--- TASK TO CARRY OUT ---
Check each line of the entries below for the string "icon"; copy every line where it appears.

Items listed in a dataset
———

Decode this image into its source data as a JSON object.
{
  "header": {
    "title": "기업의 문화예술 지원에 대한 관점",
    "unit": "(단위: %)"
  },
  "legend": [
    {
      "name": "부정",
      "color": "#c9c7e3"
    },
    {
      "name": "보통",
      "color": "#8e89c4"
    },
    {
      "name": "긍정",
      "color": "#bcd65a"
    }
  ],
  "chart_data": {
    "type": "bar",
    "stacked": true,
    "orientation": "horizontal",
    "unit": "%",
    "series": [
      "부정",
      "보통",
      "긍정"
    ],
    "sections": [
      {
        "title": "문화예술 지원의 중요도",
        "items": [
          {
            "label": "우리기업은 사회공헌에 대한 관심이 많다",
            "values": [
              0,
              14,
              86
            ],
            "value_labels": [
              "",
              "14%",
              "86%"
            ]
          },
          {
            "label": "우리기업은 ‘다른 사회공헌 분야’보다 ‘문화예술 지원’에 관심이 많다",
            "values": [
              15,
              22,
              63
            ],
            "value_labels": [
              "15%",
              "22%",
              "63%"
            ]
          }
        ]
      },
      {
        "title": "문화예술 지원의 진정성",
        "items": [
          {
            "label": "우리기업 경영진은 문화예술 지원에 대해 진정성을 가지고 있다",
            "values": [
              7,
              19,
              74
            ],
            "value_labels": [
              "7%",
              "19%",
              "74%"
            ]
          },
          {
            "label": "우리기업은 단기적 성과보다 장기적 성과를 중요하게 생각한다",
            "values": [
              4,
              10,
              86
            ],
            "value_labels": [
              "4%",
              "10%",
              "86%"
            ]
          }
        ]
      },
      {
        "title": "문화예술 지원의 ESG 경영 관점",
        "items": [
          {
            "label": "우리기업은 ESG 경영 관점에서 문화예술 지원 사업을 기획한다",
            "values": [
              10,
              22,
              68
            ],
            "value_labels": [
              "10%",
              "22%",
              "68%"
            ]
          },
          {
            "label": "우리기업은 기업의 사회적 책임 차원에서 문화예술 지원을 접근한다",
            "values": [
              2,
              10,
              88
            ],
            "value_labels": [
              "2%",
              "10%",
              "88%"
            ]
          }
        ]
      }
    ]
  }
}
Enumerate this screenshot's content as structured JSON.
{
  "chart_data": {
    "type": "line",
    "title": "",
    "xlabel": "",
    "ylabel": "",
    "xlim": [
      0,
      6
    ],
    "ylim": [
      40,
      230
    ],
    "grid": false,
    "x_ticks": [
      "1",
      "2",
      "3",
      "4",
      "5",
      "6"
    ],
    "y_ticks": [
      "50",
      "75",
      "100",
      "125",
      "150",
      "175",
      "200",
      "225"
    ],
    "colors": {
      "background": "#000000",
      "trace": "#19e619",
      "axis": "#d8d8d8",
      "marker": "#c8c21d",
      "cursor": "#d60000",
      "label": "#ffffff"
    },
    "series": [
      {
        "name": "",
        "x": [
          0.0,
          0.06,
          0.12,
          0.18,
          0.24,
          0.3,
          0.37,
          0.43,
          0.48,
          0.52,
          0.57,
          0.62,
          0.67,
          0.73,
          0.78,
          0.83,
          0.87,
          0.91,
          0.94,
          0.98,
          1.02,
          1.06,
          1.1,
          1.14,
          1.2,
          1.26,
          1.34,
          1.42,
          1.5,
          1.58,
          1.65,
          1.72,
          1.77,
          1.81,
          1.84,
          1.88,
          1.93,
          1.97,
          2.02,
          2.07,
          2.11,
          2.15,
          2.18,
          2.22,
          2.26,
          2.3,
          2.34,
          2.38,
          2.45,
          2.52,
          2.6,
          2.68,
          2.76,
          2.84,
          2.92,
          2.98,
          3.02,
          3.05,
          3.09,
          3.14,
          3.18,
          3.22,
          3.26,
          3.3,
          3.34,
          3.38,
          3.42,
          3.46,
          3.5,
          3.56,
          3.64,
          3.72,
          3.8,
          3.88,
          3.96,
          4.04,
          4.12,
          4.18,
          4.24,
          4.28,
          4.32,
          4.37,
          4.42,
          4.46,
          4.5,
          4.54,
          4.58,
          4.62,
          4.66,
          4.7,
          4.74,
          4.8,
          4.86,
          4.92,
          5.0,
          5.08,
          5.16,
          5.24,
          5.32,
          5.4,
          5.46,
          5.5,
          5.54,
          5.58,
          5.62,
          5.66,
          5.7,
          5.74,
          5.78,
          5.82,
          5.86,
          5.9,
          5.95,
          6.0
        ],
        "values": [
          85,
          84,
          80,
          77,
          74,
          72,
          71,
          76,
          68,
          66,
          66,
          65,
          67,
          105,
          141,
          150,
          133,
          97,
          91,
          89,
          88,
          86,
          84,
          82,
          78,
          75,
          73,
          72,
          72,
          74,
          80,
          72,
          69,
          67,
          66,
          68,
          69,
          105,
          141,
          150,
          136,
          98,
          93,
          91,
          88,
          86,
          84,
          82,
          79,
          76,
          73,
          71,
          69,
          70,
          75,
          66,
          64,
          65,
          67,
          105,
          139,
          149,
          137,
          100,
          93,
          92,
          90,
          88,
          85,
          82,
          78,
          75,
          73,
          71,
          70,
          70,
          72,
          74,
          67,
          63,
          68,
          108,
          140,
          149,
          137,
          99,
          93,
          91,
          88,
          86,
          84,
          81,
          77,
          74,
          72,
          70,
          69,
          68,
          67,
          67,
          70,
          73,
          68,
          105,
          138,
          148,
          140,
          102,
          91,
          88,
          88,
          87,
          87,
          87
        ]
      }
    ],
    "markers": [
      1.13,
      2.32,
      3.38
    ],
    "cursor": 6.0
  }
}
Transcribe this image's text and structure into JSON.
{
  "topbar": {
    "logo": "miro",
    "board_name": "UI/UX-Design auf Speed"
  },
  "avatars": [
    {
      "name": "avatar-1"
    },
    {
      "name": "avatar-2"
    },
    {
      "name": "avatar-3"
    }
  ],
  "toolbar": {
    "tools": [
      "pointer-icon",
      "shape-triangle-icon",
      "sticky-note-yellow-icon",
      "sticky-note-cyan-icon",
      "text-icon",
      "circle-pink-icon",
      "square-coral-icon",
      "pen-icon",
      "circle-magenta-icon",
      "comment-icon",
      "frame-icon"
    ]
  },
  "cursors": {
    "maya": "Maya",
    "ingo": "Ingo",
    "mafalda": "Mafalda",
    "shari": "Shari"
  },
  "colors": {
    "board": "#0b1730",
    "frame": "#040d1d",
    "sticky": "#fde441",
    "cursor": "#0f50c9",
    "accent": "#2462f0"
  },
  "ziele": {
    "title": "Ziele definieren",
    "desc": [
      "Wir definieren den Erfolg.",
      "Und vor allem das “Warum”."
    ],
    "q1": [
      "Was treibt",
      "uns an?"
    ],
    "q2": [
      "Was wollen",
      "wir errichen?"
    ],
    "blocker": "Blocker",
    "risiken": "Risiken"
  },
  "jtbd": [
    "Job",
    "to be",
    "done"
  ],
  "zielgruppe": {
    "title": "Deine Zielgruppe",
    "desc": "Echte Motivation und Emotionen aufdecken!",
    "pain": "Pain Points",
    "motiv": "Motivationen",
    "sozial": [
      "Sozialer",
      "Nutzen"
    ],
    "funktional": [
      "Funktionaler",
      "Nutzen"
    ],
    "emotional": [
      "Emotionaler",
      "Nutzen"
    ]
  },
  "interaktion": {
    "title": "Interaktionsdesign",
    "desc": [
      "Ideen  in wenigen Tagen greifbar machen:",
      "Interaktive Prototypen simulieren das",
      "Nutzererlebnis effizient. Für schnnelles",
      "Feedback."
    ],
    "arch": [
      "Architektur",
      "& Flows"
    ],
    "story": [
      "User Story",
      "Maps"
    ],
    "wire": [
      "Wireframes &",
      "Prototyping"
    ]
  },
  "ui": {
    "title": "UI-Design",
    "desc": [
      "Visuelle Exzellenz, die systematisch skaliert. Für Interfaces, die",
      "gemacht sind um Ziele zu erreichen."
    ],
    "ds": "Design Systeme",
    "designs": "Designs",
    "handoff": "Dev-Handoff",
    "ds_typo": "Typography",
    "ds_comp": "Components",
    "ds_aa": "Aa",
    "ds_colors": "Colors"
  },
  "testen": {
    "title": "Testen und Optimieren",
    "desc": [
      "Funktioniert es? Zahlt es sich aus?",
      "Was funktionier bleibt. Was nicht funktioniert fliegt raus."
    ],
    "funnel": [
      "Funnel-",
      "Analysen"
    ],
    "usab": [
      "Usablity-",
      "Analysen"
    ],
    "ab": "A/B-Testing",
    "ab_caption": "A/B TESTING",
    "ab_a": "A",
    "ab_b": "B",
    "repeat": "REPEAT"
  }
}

———

--- THE RESPONSE ---
      "pointer-icon",
      "shape-triangle-icon",
      "sticky-note-yellow-icon",
      "sticky-note-cyan-icon",
      "text-icon",
      "circle-pink-icon",
      "square-coral-icon",
      "pen-icon",
      "circle-magenta-icon",
      "comment-icon",
      "frame-icon"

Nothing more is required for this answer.